Extracted data
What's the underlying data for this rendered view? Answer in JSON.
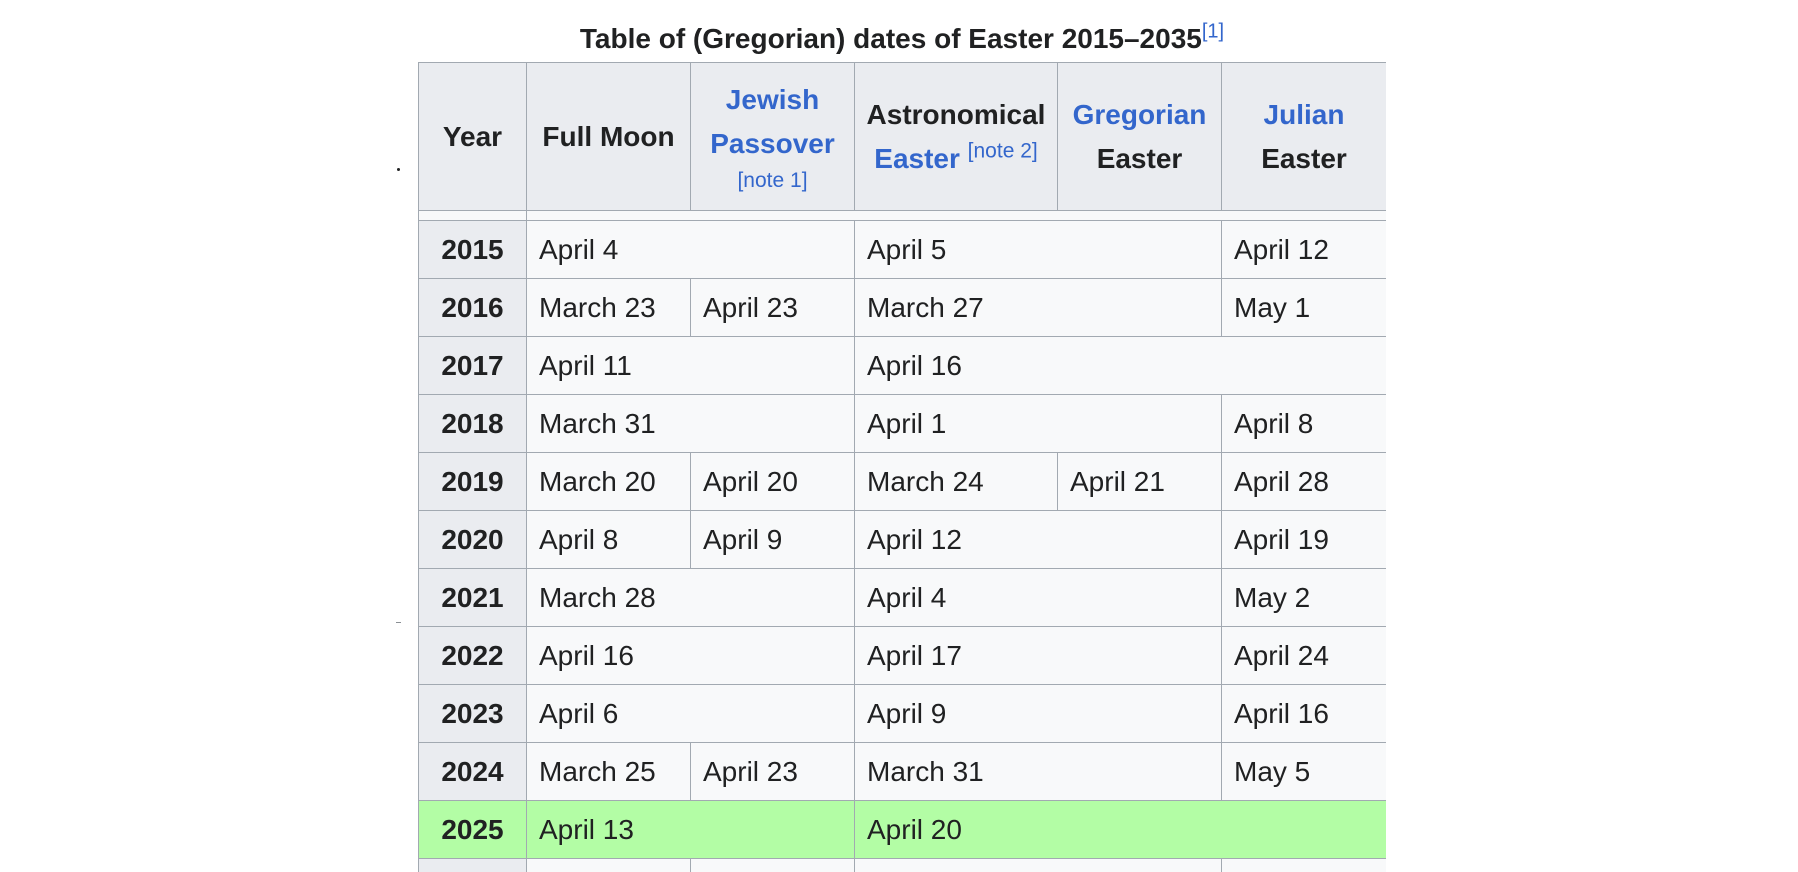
{
  "caption": {
    "title": "Table of (Gregorian) dates of Easter 2015–2035",
    "ref": "[1]"
  },
  "headers": {
    "year": "Year",
    "full_moon": "Full Moon",
    "passover_line1": "Jewish",
    "passover_line2": "Passover",
    "passover_note": "[note 1]",
    "astro_line1": "Astronomical",
    "astro_line2": "Easter",
    "astro_note": "[note 2]",
    "gregorian_line1": "Gregorian",
    "gregorian_line2": "Easter",
    "julian_line1": "Julian",
    "julian_line2": "Easter"
  },
  "rows": [
    {
      "year": "2015",
      "full_moon": "April 4",
      "astro": "April 5",
      "julian": "April 12"
    },
    {
      "year": "2016",
      "full_moon": "March 23",
      "passover": "April 23",
      "astro": "March 27",
      "julian": "May 1"
    },
    {
      "year": "2017",
      "full_moon": "April 11",
      "astro": "April 16"
    },
    {
      "year": "2018",
      "full_moon": "March 31",
      "astro": "April 1",
      "julian": "April 8"
    },
    {
      "year": "2019",
      "full_moon": "March 20",
      "passover": "April 20",
      "astro": "March 24",
      "gregorian": "April 21",
      "julian": "April 28"
    },
    {
      "year": "2020",
      "full_moon": "April 8",
      "passover": "April 9",
      "astro": "April 12",
      "julian": "April 19"
    },
    {
      "year": "2021",
      "full_moon": "March 28",
      "astro": "April 4",
      "julian": "May 2"
    },
    {
      "year": "2022",
      "full_moon": "April 16",
      "astro": "April 17",
      "julian": "April 24"
    },
    {
      "year": "2023",
      "full_moon": "April 6",
      "astro": "April 9",
      "julian": "April 16"
    },
    {
      "year": "2024",
      "full_moon": "March 25",
      "passover": "April 23",
      "astro": "March 31",
      "julian": "May 5"
    },
    {
      "year": "2025",
      "full_moon": "April 13",
      "astro": "April 20"
    }
  ],
  "colors": {
    "header_bg": "#eaecf0",
    "cell_bg": "#f8f9fa",
    "border": "#a2a9b1",
    "link": "#3366cc",
    "current_year_highlight": "#b3fda5"
  }
}
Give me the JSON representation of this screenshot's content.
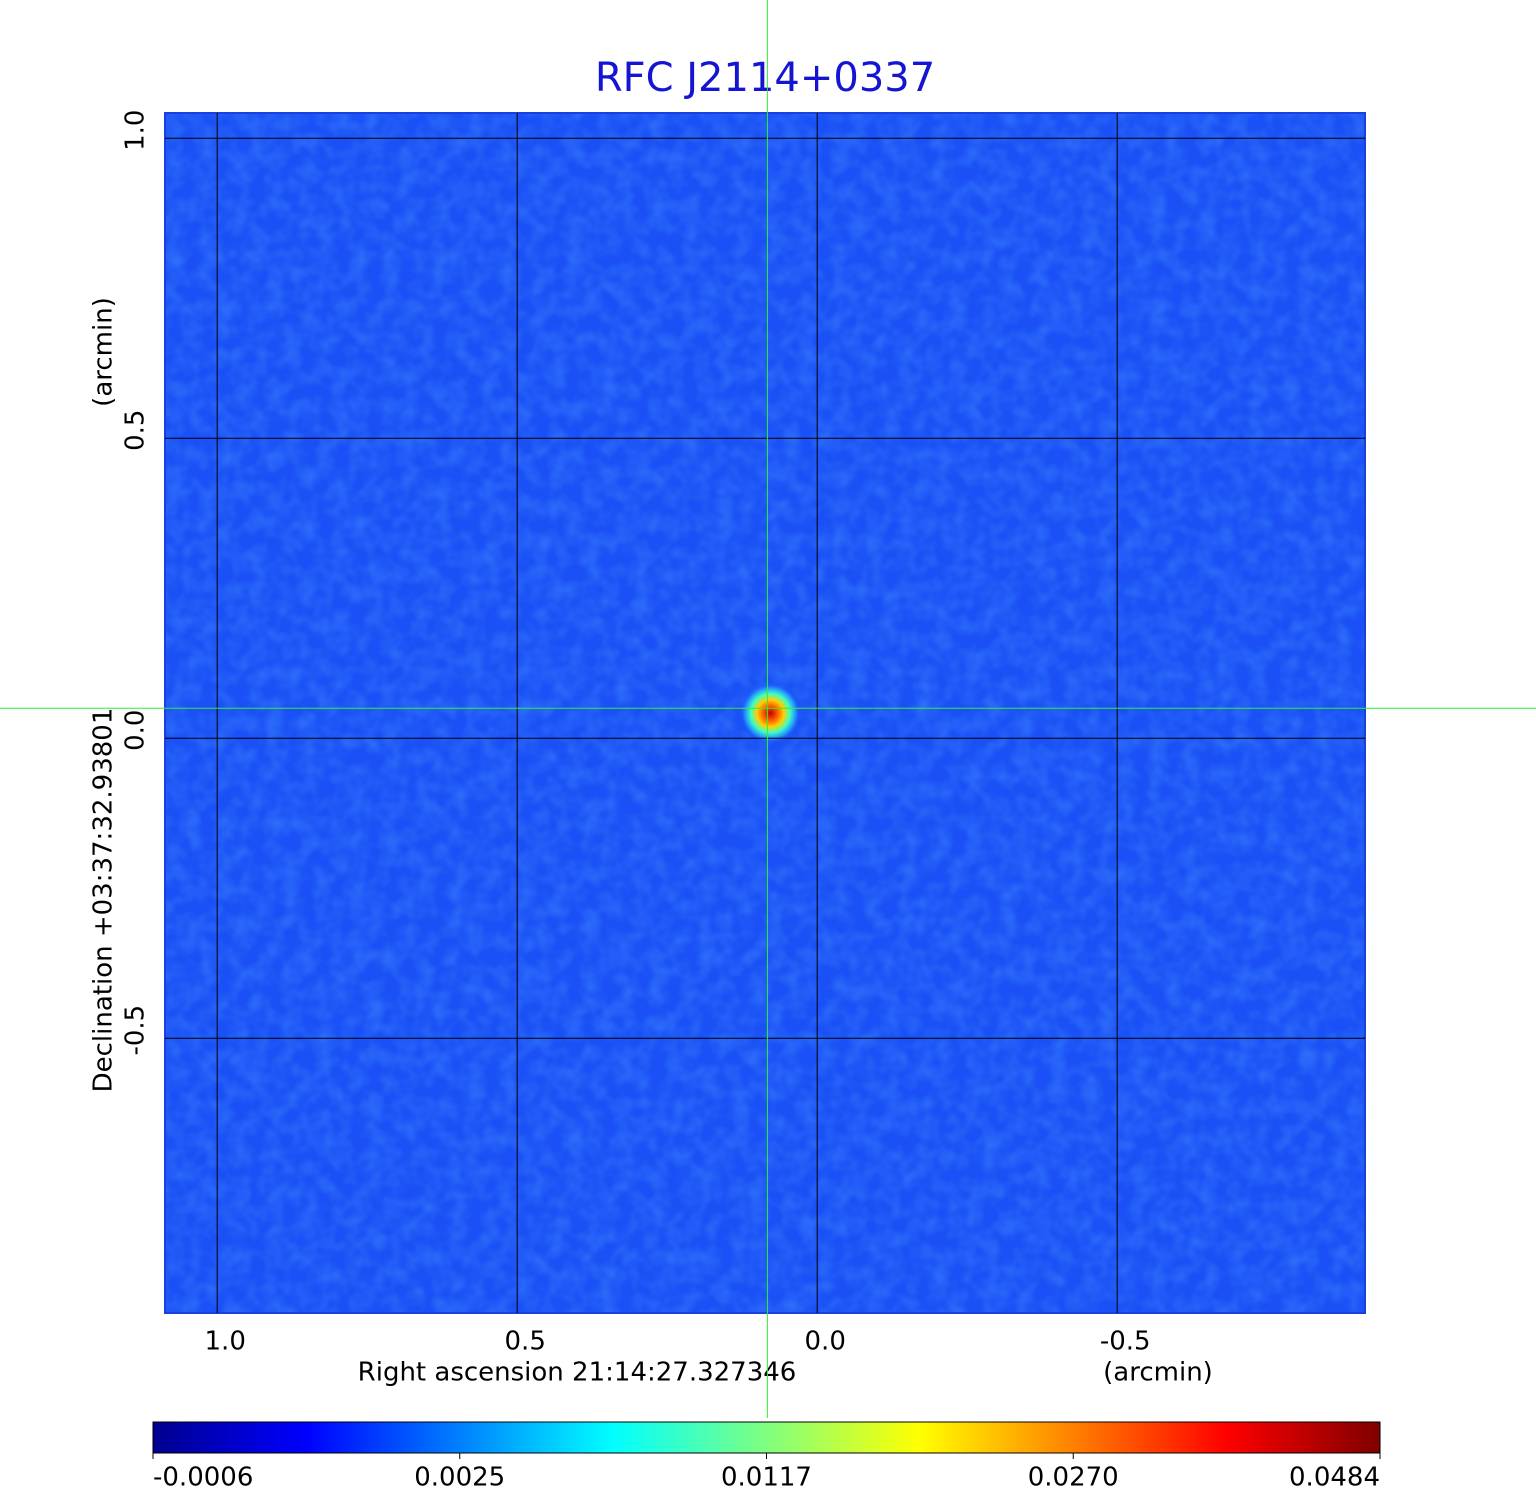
{
  "chart_data": {
    "type": "image",
    "title": "RFC J2114+0337",
    "x_label": "Right ascension  21:14:27.327346",
    "x_unit": "(arcmin)",
    "y_label": "Declination  +03:37:32.93801",
    "y_unit": "(arcmin)",
    "xlim": [
      1.087,
      -0.913
    ],
    "ylim": [
      -0.958,
      1.042
    ],
    "xticks": [
      {
        "value": 1,
        "label": "1.0"
      },
      0.5,
      {
        "value": 0,
        "label": "0.0"
      },
      -0.5
    ],
    "yticks": [
      {
        "value": 1,
        "label": "1.0"
      },
      0.5,
      {
        "value": 0,
        "label": "0.0"
      },
      -0.5
    ],
    "grid": true,
    "crosshair": {
      "x": 0.083,
      "y": 0.05,
      "color": "#33ee33"
    },
    "colorbar": {
      "ticks": [
        -0.0006,
        0.0025,
        0.0117,
        {
          "value": 0.027,
          "label": "0.0270"
        },
        0.0484
      ],
      "colors": [
        "#00008f",
        "#0000ff",
        "#0080ff",
        "#00ffff",
        "#80ff80",
        "#ffff00",
        "#ff8000",
        "#ff0000",
        "#800000"
      ]
    }
  }
}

Work required
Reproduce each record above by retyping it exactly; omit all images.

Written reply
What's the underlying data for this rendered view? Answer in JSON.
{
  "caption": {
    "title": "Table of (Gregorian) dates of Easter 2015–2035",
    "ref": "[1]"
  },
  "headers": {
    "year": "Year",
    "full_moon": "Full Moon",
    "passover_line1": "Jewish",
    "passover_line2": "Passover",
    "passover_note": "[note 1]",
    "astro_line1": "Astronomical",
    "astro_line2": "Easter",
    "astro_note": "[note 2]",
    "gregorian_line1": "Gregorian",
    "gregorian_line2": "Easter",
    "julian_line1": "Julian",
    "julian_line2": "Easter"
  },
  "rows": [
    {
      "year": "2015",
      "full_moon": "April 4",
      "astro": "April 5",
      "julian": "April 12"
    },
    {
      "year": "2016",
      "full_moon": "March 23",
      "passover": "April 23",
      "astro": "March 27",
      "julian": "May 1"
    },
    {
      "year": "2017",
      "full_moon": "April 11",
      "astro": "April 16"
    },
    {
      "year": "2018",
      "full_moon": "March 31",
      "astro": "April 1",
      "julian": "April 8"
    },
    {
      "year": "2019",
      "full_moon": "March 20",
      "passover": "April 20",
      "astro": "March 24",
      "gregorian": "April 21",
      "julian": "April 28"
    },
    {
      "year": "2020",
      "full_moon": "April 8",
      "passover": "April 9",
      "astro": "April 12",
      "julian": "April 19"
    },
    {
      "year": "2021",
      "full_moon": "March 28",
      "astro": "April 4",
      "julian": "May 2"
    },
    {
      "year": "2022",
      "full_moon": "April 16",
      "astro": "April 17",
      "julian": "April 24"
    },
    {
      "year": "2023",
      "full_moon": "April 6",
      "astro": "April 9",
      "julian": "April 16"
    },
    {
      "year": "2024",
      "full_moon": "March 25",
      "passover": "April 23",
      "astro": "March 31",
      "julian": "May 5"
    },
    {
      "year": "2025",
      "full_moon": "April 13",
      "astro": "April 20"
    }
  ],
  "colors": {
    "header_bg": "#eaecf0",
    "cell_bg": "#f8f9fa",
    "border": "#a2a9b1",
    "link": "#3366cc",
    "current_year_highlight": "#b3fda5"
  }
}
Give me the JSON representation of this screenshot's content.
{
  "chart_data": {
    "type": "image",
    "title": "RFC J2114+0337",
    "x_label": "Right ascension  21:14:27.327346",
    "x_unit": "(arcmin)",
    "y_label": "Declination  +03:37:32.93801",
    "y_unit": "(arcmin)",
    "xlim": [
      1.087,
      -0.913
    ],
    "ylim": [
      -0.958,
      1.042
    ],
    "xticks": [
      {
        "value": 1,
        "label": "1.0"
      },
      0.5,
      {
        "value": 0,
        "label": "0.0"
      },
      -0.5
    ],
    "yticks": [
      {
        "value": 1,
        "label": "1.0"
      },
      0.5,
      {
        "value": 0,
        "label": "0.0"
      },
      -0.5
    ],
    "grid": true,
    "crosshair": {
      "x": 0.083,
      "y": 0.05,
      "color": "#33ee33"
    },
    "colorbar": {
      "ticks": [
        -0.0006,
        0.0025,
        0.0117,
        {
          "value": 0.027,
          "label": "0.0270"
        },
        0.0484
      ],
      "colors": [
        "#00008f",
        "#0000ff",
        "#0080ff",
        "#00ffff",
        "#80ff80",
        "#ffff00",
        "#ff8000",
        "#ff0000",
        "#800000"
      ]
    }
  }
}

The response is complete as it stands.